◆ PROBLEMA 1: No texto sobre sexismo na política italiana, reescreva o trecho que vai de "Ministra diz que" até "ela em comunicado.", inclusive. Substitua "mulheres" por "cidadãs".
◆ PROBLEMA 2: De acordo com o texto sobre sexismo na política italiana, que cargo Beatrice Lorenzin ocupa?

◆ TEXTO DO EXERCÍCIO:
:::::
Ministra diz que Itália "não é um país para mulheres" e alerta sobre sexismo

Roma, 14 mar (EFE).- Em meio à polêmica sobre o papel da mulher na política italiana, a ministra da Saúde, Beatrice Lorenzin, lamentou os fatos e disse nesta segunda-feira que a Itália "não é um país para mulheres".

"Este país não é para mulheres. O que está acontecendo é incrível e revela uma misoginia profunda", afirmou ela em comunicado.

A polêmica começou depois que o candidato conservador à Prefeitura de Roma, Guido Bertolaso, descartou incluir em sua hipotética equipe de governo a líder do ultraconservador Irmãos da Itália, Giorgia Meloni, que está grávida, porque em sua opinião, ela "deve pensar em ser mãe". Depois, em outro episódio, a candidata do M5S à Prefeitura de Milão, Patrizia Bedori, deixou à campanha após ser insultada por sua aparência.

"Meloni deve pensar em ser mãe. Acredito que é a coisa mais bela que pode acontecer a uma mulher. Deve escrever esta página de sua vida. Não entendo por que obrigá-la a fazer uma campanha eleitoral que será feroz", afirmou ao canal "A7".
:::::
◆ SEÇÃO DE DADOS:
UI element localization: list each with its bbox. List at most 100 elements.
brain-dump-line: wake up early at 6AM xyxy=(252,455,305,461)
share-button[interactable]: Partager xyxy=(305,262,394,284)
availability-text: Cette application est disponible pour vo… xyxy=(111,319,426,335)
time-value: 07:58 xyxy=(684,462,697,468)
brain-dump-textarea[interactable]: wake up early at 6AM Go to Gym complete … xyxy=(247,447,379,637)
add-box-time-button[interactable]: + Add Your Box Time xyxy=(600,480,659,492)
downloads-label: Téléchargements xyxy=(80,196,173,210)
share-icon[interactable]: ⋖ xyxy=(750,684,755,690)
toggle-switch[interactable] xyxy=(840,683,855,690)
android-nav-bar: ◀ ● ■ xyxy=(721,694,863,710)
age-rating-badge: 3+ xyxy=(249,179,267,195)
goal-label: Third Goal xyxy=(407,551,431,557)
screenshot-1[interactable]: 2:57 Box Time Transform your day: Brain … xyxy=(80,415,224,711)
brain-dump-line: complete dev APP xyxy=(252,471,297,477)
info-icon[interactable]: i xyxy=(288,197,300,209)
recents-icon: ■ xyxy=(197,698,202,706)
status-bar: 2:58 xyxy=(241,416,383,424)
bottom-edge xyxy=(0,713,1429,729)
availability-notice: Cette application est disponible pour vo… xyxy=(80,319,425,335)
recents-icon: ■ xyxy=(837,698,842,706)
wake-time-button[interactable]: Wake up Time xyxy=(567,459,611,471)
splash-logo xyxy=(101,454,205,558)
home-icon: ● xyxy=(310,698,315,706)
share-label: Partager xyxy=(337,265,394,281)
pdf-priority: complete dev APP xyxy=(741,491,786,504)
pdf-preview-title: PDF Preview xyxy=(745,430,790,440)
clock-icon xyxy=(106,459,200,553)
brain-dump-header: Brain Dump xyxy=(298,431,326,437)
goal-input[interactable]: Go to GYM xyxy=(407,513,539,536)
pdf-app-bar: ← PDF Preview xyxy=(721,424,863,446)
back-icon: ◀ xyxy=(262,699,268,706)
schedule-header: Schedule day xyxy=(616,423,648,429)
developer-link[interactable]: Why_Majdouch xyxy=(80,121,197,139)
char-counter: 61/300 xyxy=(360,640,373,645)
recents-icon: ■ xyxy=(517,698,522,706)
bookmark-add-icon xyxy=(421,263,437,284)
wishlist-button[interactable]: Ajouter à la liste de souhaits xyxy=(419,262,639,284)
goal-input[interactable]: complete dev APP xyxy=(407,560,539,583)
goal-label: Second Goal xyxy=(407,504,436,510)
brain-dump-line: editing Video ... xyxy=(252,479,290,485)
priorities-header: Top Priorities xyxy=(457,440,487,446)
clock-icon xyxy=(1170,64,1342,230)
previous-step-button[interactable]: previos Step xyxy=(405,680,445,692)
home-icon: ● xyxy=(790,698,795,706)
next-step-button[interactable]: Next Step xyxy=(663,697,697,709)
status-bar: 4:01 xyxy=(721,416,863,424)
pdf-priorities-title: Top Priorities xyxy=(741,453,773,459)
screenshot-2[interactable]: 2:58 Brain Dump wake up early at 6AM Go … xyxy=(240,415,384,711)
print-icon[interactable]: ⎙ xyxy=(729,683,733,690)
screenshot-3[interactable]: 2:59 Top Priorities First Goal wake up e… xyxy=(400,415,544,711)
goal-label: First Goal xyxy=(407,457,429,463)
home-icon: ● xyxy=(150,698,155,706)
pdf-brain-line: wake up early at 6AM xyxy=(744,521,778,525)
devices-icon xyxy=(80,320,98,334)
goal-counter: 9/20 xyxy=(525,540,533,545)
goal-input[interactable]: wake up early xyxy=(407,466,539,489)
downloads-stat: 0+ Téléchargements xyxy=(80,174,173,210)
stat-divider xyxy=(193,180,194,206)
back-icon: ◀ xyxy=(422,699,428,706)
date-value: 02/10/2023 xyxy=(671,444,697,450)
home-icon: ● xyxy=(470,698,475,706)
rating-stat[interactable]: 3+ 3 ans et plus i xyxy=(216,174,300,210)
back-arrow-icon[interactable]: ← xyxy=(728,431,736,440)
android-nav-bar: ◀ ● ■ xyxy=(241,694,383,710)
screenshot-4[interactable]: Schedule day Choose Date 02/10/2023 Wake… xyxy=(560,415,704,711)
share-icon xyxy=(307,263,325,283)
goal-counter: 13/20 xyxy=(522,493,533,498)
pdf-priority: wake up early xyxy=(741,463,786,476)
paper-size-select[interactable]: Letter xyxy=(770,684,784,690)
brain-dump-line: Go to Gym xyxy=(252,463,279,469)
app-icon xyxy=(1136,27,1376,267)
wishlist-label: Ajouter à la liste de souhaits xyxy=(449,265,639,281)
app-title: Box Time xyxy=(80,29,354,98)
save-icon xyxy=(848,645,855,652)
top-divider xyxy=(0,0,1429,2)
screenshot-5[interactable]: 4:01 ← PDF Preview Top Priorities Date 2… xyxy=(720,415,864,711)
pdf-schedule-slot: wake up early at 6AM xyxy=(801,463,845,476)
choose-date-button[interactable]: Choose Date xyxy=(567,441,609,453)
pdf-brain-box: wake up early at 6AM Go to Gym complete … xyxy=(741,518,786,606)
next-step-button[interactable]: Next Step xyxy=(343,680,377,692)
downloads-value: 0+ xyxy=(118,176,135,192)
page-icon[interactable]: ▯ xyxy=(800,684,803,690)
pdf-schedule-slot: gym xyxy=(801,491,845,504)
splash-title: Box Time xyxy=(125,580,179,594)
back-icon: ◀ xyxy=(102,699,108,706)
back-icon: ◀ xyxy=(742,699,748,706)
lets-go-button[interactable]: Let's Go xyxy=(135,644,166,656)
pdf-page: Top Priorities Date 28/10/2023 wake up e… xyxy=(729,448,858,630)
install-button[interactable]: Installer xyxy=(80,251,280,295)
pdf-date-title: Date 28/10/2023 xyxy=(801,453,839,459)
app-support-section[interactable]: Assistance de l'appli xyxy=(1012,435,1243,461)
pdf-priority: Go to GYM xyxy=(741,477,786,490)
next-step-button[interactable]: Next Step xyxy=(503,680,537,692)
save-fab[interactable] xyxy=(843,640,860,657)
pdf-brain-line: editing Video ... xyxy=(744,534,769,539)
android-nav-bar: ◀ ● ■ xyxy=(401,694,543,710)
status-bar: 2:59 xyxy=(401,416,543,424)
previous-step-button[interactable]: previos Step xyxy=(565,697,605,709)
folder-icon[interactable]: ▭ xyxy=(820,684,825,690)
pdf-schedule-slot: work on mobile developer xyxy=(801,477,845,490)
:::::
◆ RESPOSTA 1:
Ministra diz que Itália "não é um país para cidadãs" e alerta sobre sexismo

Roma, 14 mar (EFE).- Em meio à polêmica sobre o papel da mulher na política italiana, a ministra da Saúde, Beatrice Lorenzin, lamentou os fatos e disse nesta segunda-feira que a Itália "não é um país para cidadãs".

"Este país não é para cidadãs. O que está acontecendo é incrível e revela uma misoginia profunda", afirmou ela em comunicado.

◆ RESPOSTA 2: Ela é a ministra da Saúde.